▶ [Required work]: Select the lines of the records containing the word "бойынша" and list them.

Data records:
##########

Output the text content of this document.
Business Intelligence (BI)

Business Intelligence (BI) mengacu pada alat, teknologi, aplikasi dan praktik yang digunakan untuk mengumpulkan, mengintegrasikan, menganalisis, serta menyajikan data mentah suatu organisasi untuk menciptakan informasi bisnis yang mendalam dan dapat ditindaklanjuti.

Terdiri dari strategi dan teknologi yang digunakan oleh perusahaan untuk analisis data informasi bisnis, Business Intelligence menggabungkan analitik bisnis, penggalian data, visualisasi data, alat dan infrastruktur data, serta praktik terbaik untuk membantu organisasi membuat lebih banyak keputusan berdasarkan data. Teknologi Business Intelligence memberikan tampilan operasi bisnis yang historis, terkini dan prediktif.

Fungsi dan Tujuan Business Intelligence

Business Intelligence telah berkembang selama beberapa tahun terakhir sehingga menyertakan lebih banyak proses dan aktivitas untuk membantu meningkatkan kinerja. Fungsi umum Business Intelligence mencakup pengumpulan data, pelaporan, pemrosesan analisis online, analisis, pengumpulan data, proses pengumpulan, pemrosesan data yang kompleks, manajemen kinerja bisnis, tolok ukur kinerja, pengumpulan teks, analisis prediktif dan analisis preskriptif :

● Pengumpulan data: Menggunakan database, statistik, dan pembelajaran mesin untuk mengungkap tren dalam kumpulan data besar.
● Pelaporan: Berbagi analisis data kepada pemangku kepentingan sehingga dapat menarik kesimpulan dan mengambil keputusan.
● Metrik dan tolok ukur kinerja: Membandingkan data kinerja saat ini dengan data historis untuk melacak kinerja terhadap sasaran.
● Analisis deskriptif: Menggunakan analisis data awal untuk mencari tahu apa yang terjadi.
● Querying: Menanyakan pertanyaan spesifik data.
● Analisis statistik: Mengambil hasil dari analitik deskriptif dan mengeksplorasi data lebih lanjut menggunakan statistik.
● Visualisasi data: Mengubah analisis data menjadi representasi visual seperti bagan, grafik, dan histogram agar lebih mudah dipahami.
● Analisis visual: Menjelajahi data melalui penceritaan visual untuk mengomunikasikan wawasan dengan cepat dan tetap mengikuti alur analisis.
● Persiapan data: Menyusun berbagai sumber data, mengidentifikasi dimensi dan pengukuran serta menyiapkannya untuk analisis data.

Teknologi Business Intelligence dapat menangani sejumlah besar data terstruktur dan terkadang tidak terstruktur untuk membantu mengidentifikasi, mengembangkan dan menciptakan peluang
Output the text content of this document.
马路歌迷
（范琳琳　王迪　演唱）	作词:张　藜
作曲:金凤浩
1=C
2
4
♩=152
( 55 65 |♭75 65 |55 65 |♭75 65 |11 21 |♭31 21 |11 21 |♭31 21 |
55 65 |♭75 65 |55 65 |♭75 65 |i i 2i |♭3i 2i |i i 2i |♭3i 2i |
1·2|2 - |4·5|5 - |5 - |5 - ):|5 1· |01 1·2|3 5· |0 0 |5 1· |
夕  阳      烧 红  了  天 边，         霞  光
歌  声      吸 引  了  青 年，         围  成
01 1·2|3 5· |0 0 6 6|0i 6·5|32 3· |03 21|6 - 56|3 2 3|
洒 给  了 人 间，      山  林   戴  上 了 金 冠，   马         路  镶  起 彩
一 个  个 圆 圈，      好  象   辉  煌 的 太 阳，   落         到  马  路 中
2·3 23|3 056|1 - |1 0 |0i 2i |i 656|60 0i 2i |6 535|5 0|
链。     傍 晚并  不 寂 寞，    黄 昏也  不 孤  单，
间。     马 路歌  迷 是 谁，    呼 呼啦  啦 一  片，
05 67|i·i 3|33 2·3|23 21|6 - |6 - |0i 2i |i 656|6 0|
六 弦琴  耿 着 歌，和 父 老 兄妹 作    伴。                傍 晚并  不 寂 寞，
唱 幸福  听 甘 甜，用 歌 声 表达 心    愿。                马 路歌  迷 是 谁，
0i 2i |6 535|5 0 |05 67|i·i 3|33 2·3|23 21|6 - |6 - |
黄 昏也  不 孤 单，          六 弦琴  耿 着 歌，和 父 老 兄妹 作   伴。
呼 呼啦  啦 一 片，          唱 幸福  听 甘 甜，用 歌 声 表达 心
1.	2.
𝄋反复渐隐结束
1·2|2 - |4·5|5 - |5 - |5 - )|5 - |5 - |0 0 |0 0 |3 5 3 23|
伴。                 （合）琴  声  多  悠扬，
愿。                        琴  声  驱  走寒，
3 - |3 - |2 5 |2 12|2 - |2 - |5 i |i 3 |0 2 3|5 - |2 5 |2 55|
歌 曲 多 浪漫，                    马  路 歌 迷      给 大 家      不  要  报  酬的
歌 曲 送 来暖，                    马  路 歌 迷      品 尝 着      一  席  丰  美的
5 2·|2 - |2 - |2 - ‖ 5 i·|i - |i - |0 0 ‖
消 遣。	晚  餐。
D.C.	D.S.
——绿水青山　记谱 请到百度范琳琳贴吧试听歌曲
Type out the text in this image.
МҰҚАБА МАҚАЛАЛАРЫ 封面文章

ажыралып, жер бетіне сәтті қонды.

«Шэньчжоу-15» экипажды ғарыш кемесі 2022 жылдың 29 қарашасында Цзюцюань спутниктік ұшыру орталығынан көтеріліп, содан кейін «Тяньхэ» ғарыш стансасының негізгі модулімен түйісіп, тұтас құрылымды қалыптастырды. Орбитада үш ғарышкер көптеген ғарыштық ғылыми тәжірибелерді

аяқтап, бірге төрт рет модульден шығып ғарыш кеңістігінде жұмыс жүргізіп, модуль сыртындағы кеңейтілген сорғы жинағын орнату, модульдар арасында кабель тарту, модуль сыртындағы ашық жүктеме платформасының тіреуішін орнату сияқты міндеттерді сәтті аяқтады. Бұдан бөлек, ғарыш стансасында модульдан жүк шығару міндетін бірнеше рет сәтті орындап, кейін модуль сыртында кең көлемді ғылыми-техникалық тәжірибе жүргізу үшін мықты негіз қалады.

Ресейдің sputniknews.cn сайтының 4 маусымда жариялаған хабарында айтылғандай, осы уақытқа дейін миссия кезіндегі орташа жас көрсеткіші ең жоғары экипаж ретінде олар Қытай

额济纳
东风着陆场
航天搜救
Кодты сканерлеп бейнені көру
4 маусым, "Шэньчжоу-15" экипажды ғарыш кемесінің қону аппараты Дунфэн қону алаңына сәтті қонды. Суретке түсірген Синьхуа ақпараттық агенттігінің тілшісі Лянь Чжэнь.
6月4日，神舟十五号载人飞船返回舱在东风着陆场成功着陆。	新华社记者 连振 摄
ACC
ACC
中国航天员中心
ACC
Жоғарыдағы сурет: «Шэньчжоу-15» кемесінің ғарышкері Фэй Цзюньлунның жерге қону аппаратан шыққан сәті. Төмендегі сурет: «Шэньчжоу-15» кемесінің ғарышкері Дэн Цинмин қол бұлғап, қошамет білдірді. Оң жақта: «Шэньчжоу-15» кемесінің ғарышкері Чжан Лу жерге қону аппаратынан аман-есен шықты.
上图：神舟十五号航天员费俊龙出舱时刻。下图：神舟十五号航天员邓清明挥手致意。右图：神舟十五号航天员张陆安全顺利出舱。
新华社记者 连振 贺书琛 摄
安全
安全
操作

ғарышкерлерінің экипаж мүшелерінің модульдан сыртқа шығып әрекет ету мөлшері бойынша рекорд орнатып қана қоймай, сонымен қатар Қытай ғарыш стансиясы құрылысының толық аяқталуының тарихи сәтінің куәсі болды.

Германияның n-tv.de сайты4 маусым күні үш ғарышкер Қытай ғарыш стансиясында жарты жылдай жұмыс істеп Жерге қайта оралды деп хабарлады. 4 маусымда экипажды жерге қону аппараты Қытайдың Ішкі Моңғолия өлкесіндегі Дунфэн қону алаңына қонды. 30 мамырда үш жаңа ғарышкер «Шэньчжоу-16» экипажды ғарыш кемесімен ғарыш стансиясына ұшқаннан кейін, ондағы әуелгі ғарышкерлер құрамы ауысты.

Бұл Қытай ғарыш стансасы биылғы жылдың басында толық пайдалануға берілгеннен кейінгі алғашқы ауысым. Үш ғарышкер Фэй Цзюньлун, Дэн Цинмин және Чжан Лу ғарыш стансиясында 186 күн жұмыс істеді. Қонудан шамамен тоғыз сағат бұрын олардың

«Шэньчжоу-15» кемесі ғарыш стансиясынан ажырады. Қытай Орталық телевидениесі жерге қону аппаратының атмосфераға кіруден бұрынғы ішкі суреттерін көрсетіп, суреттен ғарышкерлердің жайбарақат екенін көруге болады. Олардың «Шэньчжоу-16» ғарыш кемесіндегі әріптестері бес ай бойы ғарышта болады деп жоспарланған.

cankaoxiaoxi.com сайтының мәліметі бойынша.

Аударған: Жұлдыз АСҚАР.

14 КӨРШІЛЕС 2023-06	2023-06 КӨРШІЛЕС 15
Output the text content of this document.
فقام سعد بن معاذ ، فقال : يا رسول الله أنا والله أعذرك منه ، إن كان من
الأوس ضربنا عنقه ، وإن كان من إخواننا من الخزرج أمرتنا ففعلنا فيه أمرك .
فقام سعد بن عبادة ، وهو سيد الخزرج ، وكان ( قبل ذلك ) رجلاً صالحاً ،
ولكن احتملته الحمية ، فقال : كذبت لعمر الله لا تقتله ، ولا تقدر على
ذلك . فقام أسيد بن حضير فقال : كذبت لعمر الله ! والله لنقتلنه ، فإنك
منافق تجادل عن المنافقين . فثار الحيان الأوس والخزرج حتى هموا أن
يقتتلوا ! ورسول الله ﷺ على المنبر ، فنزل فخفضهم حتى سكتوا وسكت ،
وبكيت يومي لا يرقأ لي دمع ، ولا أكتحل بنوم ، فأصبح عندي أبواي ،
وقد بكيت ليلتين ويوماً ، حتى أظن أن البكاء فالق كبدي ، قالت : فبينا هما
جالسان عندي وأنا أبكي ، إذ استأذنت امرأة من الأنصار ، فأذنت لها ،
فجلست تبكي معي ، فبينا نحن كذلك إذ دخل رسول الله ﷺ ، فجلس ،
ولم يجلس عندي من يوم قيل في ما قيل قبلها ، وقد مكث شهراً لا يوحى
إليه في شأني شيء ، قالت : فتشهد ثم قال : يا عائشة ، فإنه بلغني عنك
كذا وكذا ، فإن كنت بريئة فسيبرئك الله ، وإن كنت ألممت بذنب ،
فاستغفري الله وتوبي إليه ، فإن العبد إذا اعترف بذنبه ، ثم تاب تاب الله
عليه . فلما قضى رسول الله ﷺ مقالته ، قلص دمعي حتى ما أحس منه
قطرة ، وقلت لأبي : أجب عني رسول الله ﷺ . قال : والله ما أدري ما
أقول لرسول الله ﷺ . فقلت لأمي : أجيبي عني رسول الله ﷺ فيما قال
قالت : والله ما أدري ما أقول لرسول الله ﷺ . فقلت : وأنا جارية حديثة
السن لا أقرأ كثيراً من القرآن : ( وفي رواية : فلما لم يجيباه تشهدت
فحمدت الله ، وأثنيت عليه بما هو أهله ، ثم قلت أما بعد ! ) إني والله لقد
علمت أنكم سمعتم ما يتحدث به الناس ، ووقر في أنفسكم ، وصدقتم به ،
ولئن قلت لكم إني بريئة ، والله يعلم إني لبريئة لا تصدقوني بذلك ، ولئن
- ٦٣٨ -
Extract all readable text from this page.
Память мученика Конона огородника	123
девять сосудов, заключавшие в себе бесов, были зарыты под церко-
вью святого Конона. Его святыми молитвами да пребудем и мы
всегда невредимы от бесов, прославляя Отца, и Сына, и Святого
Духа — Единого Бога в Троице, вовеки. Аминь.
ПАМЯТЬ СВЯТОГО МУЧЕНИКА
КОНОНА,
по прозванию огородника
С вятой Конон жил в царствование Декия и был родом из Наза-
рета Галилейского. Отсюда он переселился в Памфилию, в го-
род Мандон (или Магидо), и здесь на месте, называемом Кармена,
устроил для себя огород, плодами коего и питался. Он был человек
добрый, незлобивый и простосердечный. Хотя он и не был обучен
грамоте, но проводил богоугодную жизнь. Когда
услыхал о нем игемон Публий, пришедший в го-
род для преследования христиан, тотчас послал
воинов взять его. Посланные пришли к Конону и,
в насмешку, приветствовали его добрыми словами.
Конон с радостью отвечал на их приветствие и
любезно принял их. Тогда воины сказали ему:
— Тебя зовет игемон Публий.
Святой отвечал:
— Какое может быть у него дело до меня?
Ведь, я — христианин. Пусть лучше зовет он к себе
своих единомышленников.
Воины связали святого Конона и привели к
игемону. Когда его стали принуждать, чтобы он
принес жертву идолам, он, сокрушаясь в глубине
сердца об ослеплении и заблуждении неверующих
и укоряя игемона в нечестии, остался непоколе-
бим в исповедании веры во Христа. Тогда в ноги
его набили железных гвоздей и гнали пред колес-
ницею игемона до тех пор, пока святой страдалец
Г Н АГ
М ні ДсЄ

##########

▶ [Exercise answer]:
ғарышкерлерінің экипаж мүшелерінің модульдан сыртқа шығып әрекет ету мөлшері бойынша рекорд орнатып қана қоймай, сонымен қатар Қытай ғарыш стансиясы құрылысының толық аяқталуының тарихи сәтінің куәсі болды.
cankaoxiaoxi.com сайтының мәліметі бойынша.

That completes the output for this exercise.